## Supplied records
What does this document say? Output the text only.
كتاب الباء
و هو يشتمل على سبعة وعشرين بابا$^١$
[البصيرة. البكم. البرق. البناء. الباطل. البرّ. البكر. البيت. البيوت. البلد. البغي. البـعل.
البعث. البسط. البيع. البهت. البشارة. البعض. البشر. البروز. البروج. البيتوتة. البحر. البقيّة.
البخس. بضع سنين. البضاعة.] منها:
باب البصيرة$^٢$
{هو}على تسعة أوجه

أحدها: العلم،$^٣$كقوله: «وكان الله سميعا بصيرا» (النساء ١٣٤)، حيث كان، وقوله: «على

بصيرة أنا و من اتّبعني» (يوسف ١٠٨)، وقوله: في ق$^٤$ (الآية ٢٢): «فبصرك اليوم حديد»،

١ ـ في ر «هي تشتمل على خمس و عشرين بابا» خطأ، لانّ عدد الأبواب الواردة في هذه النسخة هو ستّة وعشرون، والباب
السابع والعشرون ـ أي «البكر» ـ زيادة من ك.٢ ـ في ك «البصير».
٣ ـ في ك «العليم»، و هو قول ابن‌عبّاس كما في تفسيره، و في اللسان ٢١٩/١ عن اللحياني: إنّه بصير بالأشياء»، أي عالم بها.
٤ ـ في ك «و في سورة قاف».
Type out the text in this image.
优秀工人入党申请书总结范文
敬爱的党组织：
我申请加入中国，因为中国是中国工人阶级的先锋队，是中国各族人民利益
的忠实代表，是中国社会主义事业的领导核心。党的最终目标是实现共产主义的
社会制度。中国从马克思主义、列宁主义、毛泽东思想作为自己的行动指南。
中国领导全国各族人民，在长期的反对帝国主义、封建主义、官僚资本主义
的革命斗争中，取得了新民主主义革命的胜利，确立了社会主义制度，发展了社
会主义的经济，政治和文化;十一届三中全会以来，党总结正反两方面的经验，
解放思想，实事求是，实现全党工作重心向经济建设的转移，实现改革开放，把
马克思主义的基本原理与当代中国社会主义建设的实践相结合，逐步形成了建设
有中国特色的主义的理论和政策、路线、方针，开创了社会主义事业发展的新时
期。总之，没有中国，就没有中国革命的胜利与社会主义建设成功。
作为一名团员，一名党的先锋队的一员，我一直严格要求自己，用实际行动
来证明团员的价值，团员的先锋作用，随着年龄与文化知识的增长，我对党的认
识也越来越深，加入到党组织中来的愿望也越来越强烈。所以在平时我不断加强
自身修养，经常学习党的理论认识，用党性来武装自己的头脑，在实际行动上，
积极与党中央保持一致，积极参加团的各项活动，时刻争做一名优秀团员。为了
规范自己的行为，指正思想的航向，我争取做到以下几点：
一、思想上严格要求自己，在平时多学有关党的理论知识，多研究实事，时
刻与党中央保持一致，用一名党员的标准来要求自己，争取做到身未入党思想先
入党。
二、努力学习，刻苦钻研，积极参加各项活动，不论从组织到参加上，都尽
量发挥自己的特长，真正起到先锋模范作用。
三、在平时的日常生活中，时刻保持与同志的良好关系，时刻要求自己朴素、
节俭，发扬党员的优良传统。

## Objective
Every line of the data above should be reproduced word for word.

## Complete response
What does this document say? Output the text only.
كتاب الباء
و هو يشتمل على سبعة وعشرين بابا$^١$
[البصيرة. البكم. البرق. البناء. الباطل. البرّ. البكر. البيت. البيوت. البلد. البغي. البـعل.
البعث. البسط. البيع. البهت. البشارة. البعض. البشر. البروز. البروج. البيتوتة. البحر. البقيّة.
البخس. بضع سنين. البضاعة.] منها:
باب البصيرة$^٢$
{هو}على تسعة أوجه

أحدها: العلم،$^٣$كقوله: «وكان الله سميعا بصيرا» (النساء ١٣٤)، حيث كان، وقوله: «على

بصيرة أنا و من اتّبعني» (يوسف ١٠٨)، وقوله: في ق$^٤$ (الآية ٢٢): «فبصرك اليوم حديد»،

١ ـ في ر «هي تشتمل على خمس و عشرين بابا» خطأ، لانّ عدد الأبواب الواردة في هذه النسخة هو ستّة وعشرون، والباب
السابع والعشرون ـ أي «البكر» ـ زيادة من ك.٢ ـ في ك «البصير».
٣ ـ في ك «العليم»، و هو قول ابن‌عبّاس كما في تفسيره، و في اللسان ٢١٩/١ عن اللحياني: إنّه بصير بالأشياء»، أي عالم بها.
٤ ـ في ك «و في سورة قاف».
Type out the text in this image.
优秀工人入党申请书总结范文
敬爱的党组织：
我申请加入中国，因为中国是中国工人阶级的先锋队，是中国各族人民利益
的忠实代表，是中国社会主义事业的领导核心。党的最终目标是实现共产主义的
社会制度。中国从马克思主义、列宁主义、毛泽东思想作为自己的行动指南。
中国领导全国各族人民，在长期的反对帝国主义、封建主义、官僚资本主义
的革命斗争中，取得了新民主主义革命的胜利，确立了社会主义制度，发展了社
会主义的经济，政治和文化;十一届三中全会以来，党总结正反两方面的经验，
解放思想，实事求是，实现全党工作重心向经济建设的转移，实现改革开放，把
马克思主义的基本原理与当代中国社会主义建设的实践相结合，逐步形成了建设
有中国特色的主义的理论和政策、路线、方针，开创了社会主义事业发展的新时
期。总之，没有中国，就没有中国革命的胜利与社会主义建设成功。
作为一名团员，一名党的先锋队的一员，我一直严格要求自己，用实际行动
来证明团员的价值，团员的先锋作用，随着年龄与文化知识的增长，我对党的认
识也越来越深，加入到党组织中来的愿望也越来越强烈。所以在平时我不断加强
自身修养，经常学习党的理论认识，用党性来武装自己的头脑，在实际行动上，
积极与党中央保持一致，积极参加团的各项活动，时刻争做一名优秀团员。为了
规范自己的行为，指正思想的航向，我争取做到以下几点：
一、思想上严格要求自己，在平时多学有关党的理论知识，多研究实事，时
刻与党中央保持一致，用一名党员的标准来要求自己，争取做到身未入党思想先
入党。
二、努力学习，刻苦钻研，积极参加各项活动，不论从组织到参加上，都尽
量发挥自己的特长，真正起到先锋模范作用。
三、在平时的日常生活中，时刻保持与同志的良好关系，时刻要求自己朴素、
节俭，发扬党员的优良传统。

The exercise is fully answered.